**Written task:** Leaving out every picture, quote the data below exactly as it appears.

-- start of Records shown --

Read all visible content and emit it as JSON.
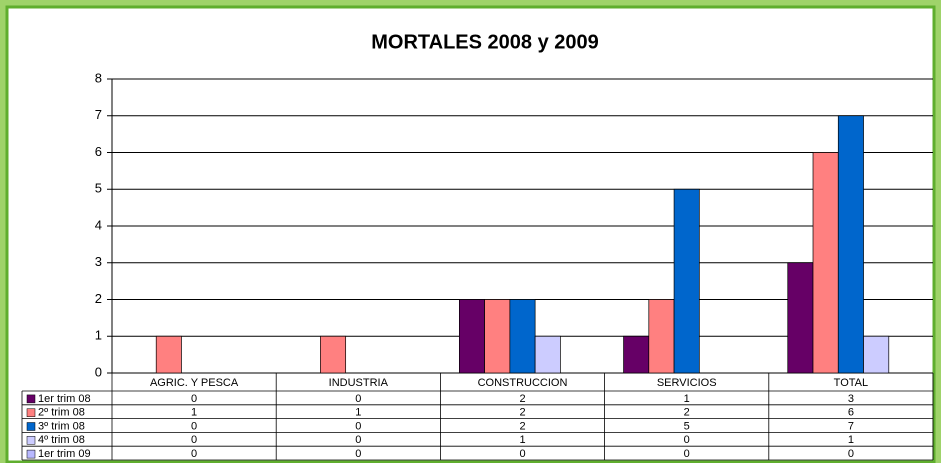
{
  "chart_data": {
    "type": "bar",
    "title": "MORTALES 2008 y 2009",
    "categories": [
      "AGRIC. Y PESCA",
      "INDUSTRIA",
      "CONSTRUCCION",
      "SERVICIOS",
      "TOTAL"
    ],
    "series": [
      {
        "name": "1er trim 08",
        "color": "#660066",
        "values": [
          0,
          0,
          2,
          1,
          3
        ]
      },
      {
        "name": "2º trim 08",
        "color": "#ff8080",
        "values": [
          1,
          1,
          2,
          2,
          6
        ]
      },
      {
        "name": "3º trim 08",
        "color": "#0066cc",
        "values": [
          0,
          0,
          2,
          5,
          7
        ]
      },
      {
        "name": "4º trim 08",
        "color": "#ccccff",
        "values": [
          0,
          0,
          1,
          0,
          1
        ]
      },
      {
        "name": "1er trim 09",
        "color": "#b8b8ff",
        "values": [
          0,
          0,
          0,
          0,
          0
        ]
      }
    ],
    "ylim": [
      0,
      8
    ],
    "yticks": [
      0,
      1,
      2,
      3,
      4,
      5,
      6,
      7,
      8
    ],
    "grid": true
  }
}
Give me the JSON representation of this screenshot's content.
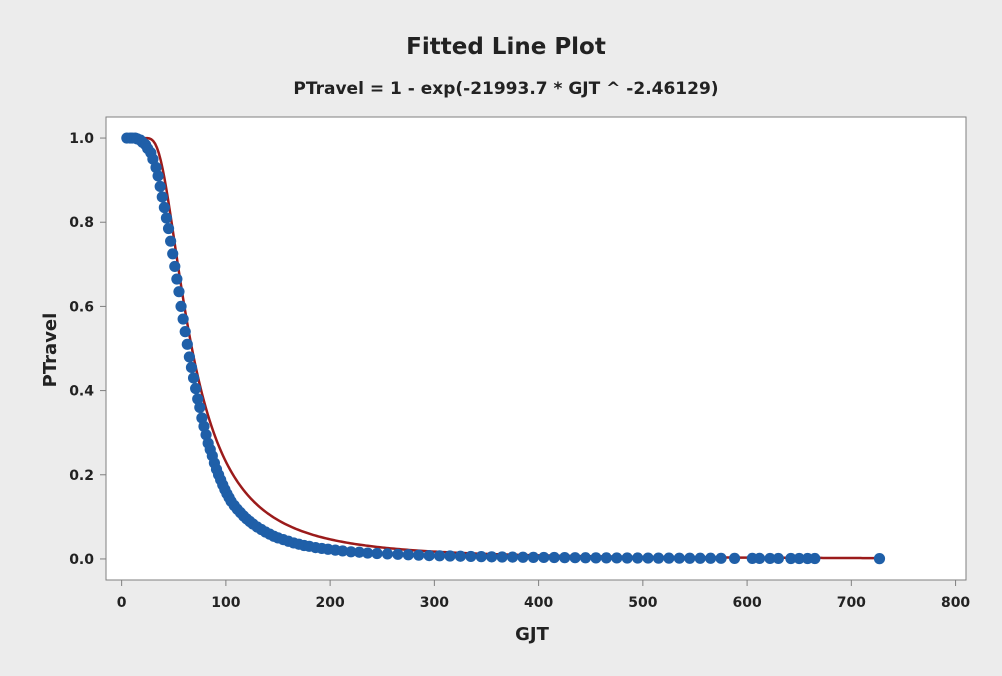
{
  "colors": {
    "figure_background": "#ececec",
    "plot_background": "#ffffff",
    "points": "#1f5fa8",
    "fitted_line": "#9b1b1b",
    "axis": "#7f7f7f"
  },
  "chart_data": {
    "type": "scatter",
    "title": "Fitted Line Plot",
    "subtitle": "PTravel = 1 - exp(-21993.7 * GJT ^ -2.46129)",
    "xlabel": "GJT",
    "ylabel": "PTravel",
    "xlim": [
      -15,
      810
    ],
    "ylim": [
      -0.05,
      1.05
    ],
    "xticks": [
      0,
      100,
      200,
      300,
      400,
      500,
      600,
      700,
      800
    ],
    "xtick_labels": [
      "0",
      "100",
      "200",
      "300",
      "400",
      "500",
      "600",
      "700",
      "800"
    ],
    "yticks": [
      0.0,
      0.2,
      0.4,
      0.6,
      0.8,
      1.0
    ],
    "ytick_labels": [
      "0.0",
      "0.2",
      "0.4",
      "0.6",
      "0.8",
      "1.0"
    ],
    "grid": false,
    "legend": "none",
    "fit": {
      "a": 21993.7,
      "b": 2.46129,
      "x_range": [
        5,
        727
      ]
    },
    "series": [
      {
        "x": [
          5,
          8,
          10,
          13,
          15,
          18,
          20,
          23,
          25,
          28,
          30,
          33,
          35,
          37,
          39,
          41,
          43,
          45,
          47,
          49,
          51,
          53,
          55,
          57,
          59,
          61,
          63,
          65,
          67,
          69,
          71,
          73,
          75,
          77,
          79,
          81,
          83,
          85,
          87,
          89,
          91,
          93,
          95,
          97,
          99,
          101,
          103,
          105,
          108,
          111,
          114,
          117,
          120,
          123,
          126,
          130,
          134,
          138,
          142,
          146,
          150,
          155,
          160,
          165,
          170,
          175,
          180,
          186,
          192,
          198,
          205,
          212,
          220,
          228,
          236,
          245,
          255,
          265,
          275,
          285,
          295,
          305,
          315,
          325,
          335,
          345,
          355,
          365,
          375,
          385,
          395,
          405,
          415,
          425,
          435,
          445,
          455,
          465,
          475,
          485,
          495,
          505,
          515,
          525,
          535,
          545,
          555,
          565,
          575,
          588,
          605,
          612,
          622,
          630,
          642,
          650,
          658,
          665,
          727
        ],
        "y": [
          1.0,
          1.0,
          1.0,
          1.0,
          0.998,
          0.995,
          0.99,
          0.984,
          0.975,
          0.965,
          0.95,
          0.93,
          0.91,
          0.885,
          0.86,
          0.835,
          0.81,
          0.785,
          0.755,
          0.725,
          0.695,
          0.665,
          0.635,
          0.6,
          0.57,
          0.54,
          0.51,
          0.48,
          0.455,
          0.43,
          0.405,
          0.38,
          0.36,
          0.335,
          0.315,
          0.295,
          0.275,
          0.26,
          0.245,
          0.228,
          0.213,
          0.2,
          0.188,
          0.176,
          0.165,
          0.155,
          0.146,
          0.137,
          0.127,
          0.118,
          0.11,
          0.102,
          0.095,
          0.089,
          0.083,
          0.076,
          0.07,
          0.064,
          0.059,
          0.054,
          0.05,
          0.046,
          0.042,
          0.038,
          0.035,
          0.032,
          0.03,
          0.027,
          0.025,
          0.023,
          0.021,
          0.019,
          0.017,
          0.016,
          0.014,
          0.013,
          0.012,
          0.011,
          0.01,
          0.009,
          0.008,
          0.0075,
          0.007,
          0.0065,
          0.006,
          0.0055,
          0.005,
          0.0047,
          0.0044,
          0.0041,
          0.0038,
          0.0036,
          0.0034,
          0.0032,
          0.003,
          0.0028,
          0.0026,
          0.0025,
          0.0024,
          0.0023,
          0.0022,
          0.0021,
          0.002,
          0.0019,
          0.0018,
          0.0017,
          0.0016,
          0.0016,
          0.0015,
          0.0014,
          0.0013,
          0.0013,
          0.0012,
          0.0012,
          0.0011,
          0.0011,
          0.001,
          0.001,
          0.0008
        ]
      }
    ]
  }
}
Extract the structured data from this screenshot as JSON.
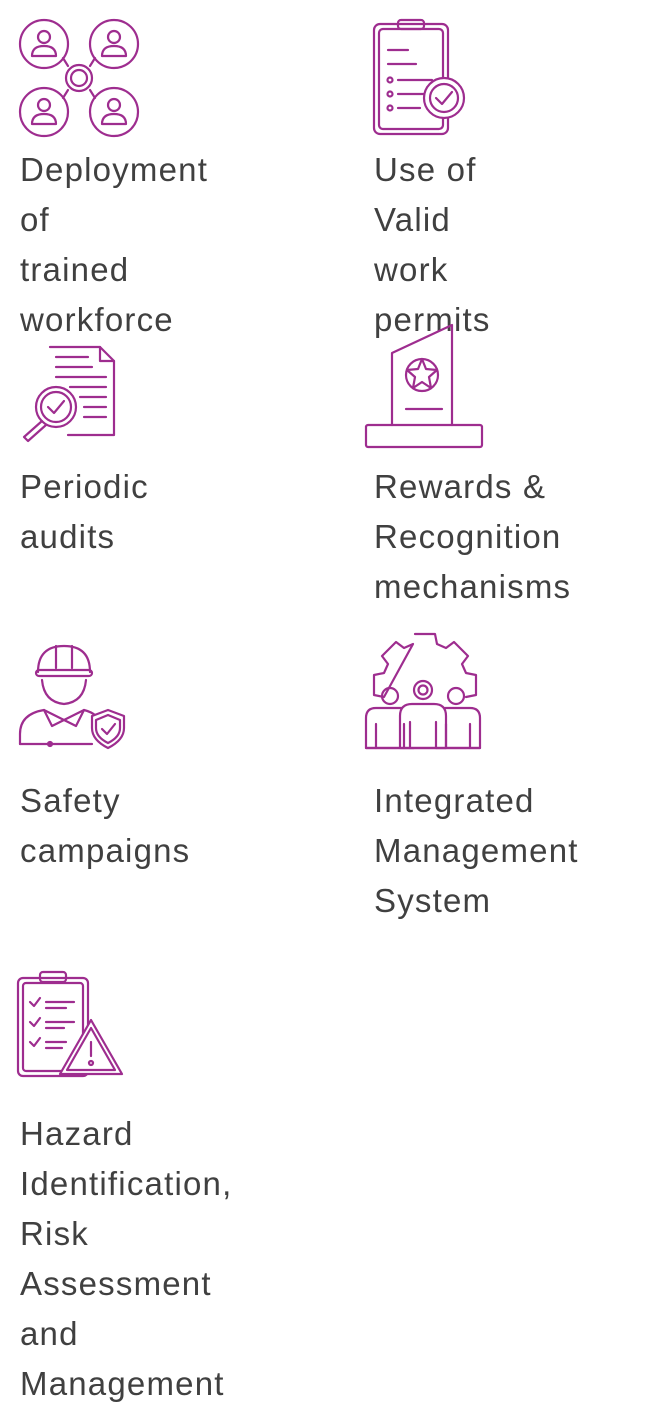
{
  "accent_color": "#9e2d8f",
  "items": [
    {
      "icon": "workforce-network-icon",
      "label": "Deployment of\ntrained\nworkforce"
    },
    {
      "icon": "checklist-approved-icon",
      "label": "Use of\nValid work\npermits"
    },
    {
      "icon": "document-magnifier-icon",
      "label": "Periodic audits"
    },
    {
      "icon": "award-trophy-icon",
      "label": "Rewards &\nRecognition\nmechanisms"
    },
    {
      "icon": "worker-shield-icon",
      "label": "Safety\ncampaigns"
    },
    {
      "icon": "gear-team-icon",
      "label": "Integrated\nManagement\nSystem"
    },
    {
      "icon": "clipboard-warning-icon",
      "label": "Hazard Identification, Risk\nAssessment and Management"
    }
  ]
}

-- end of Records shown --

**Task output:**
Read all visible content and emit it as JSON.
{
  "chart_data": {
    "type": "bar",
    "title": "MORTALES 2008 y 2009",
    "categories": [
      "AGRIC. Y PESCA",
      "INDUSTRIA",
      "CONSTRUCCION",
      "SERVICIOS",
      "TOTAL"
    ],
    "series": [
      {
        "name": "1er trim 08",
        "color": "#660066",
        "values": [
          0,
          0,
          2,
          1,
          3
        ]
      },
      {
        "name": "2º trim 08",
        "color": "#ff8080",
        "values": [
          1,
          1,
          2,
          2,
          6
        ]
      },
      {
        "name": "3º trim 08",
        "color": "#0066cc",
        "values": [
          0,
          0,
          2,
          5,
          7
        ]
      },
      {
        "name": "4º trim 08",
        "color": "#ccccff",
        "values": [
          0,
          0,
          1,
          0,
          1
        ]
      },
      {
        "name": "1er trim 09",
        "color": "#b8b8ff",
        "values": [
          0,
          0,
          0,
          0,
          0
        ]
      }
    ],
    "ylim": [
      0,
      8
    ],
    "yticks": [
      0,
      1,
      2,
      3,
      4,
      5,
      6,
      7,
      8
    ],
    "grid": true
  }
}
Give me the JSON representation of this screenshot's content.
{
  "colors": {
    "figure_background": "#ececec",
    "plot_background": "#ffffff",
    "points": "#1f5fa8",
    "fitted_line": "#9b1b1b",
    "axis": "#7f7f7f"
  },
  "chart_data": {
    "type": "scatter",
    "title": "Fitted Line Plot",
    "subtitle": "PTravel = 1 - exp(-21993.7 * GJT ^ -2.46129)",
    "xlabel": "GJT",
    "ylabel": "PTravel",
    "xlim": [
      -15,
      810
    ],
    "ylim": [
      -0.05,
      1.05
    ],
    "xticks": [
      0,
      100,
      200,
      300,
      400,
      500,
      600,
      700,
      800
    ],
    "xtick_labels": [
      "0",
      "100",
      "200",
      "300",
      "400",
      "500",
      "600",
      "700",
      "800"
    ],
    "yticks": [
      0.0,
      0.2,
      0.4,
      0.6,
      0.8,
      1.0
    ],
    "ytick_labels": [
      "0.0",
      "0.2",
      "0.4",
      "0.6",
      "0.8",
      "1.0"
    ],
    "grid": false,
    "legend": "none",
    "fit": {
      "a": 21993.7,
      "b": 2.46129,
      "x_range": [
        5,
        727
      ]
    },
    "series": [
      {
        "x": [
          5,
          8,
          10,
          13,
          15,
          18,
          20,
          23,
          25,
          28,
          30,
          33,
          35,
          37,
          39,
          41,
          43,
          45,
          47,
          49,
          51,
          53,
          55,
          57,
          59,
          61,
          63,
          65,
          67,
          69,
          71,
          73,
          75,
          77,
          79,
          81,
          83,
          85,
          87,
          89,
          91,
          93,
          95,
          97,
          99,
          101,
          103,
          105,
          108,
          111,
          114,
          117,
          120,
          123,
          126,
          130,
          134,
          138,
          142,
          146,
          150,
          155,
          160,
          165,
          170,
          175,
          180,
          186,
          192,
          198,
          205,
          212,
          220,
          228,
          236,
          245,
          255,
          265,
          275,
          285,
          295,
          305,
          315,
          325,
          335,
          345,
          355,
          365,
          375,
          385,
          395,
          405,
          415,
          425,
          435,
          445,
          455,
          465,
          475,
          485,
          495,
          505,
          515,
          525,
          535,
          545,
          555,
          565,
          575,
          588,
          605,
          612,
          622,
          630,
          642,
          650,
          658,
          665,
          727
        ],
        "y": [
          1.0,
          1.0,
          1.0,
          1.0,
          0.998,
          0.995,
          0.99,
          0.984,
          0.975,
          0.965,
          0.95,
          0.93,
          0.91,
          0.885,
          0.86,
          0.835,
          0.81,
          0.785,
          0.755,
          0.725,
          0.695,
          0.665,
          0.635,
          0.6,
          0.57,
          0.54,
          0.51,
          0.48,
          0.455,
          0.43,
          0.405,
          0.38,
          0.36,
          0.335,
          0.315,
          0.295,
          0.275,
          0.26,
          0.245,
          0.228,
          0.213,
          0.2,
          0.188,
          0.176,
          0.165,
          0.155,
          0.146,
          0.137,
          0.127,
          0.118,
          0.11,
          0.102,
          0.095,
          0.089,
          0.083,
          0.076,
          0.07,
          0.064,
          0.059,
          0.054,
          0.05,
          0.046,
          0.042,
          0.038,
          0.035,
          0.032,
          0.03,
          0.027,
          0.025,
          0.023,
          0.021,
          0.019,
          0.017,
          0.016,
          0.014,
          0.013,
          0.012,
          0.011,
          0.01,
          0.009,
          0.008,
          0.0075,
          0.007,
          0.0065,
          0.006,
          0.0055,
          0.005,
          0.0047,
          0.0044,
          0.0041,
          0.0038,
          0.0036,
          0.0034,
          0.0032,
          0.003,
          0.0028,
          0.0026,
          0.0025,
          0.0024,
          0.0023,
          0.0022,
          0.0021,
          0.002,
          0.0019,
          0.0018,
          0.0017,
          0.0016,
          0.0016,
          0.0015,
          0.0014,
          0.0013,
          0.0013,
          0.0012,
          0.0012,
          0.0011,
          0.0011,
          0.001,
          0.001,
          0.0008
        ]
      }
    ]
  }
}
Extract the structured data from this screenshot as JSON.
{
  "accent_color": "#9e2d8f",
  "items": [
    {
      "icon": "workforce-network-icon",
      "label": "Deployment of\ntrained\nworkforce"
    },
    {
      "icon": "checklist-approved-icon",
      "label": "Use of\nValid work\npermits"
    },
    {
      "icon": "document-magnifier-icon",
      "label": "Periodic audits"
    },
    {
      "icon": "award-trophy-icon",
      "label": "Rewards &\nRecognition\nmechanisms"
    },
    {
      "icon": "worker-shield-icon",
      "label": "Safety\ncampaigns"
    },
    {
      "icon": "gear-team-icon",
      "label": "Integrated\nManagement\nSystem"
    },
    {
      "icon": "clipboard-warning-icon",
      "label": "Hazard Identification, Risk\nAssessment and Management"
    }
  ]
}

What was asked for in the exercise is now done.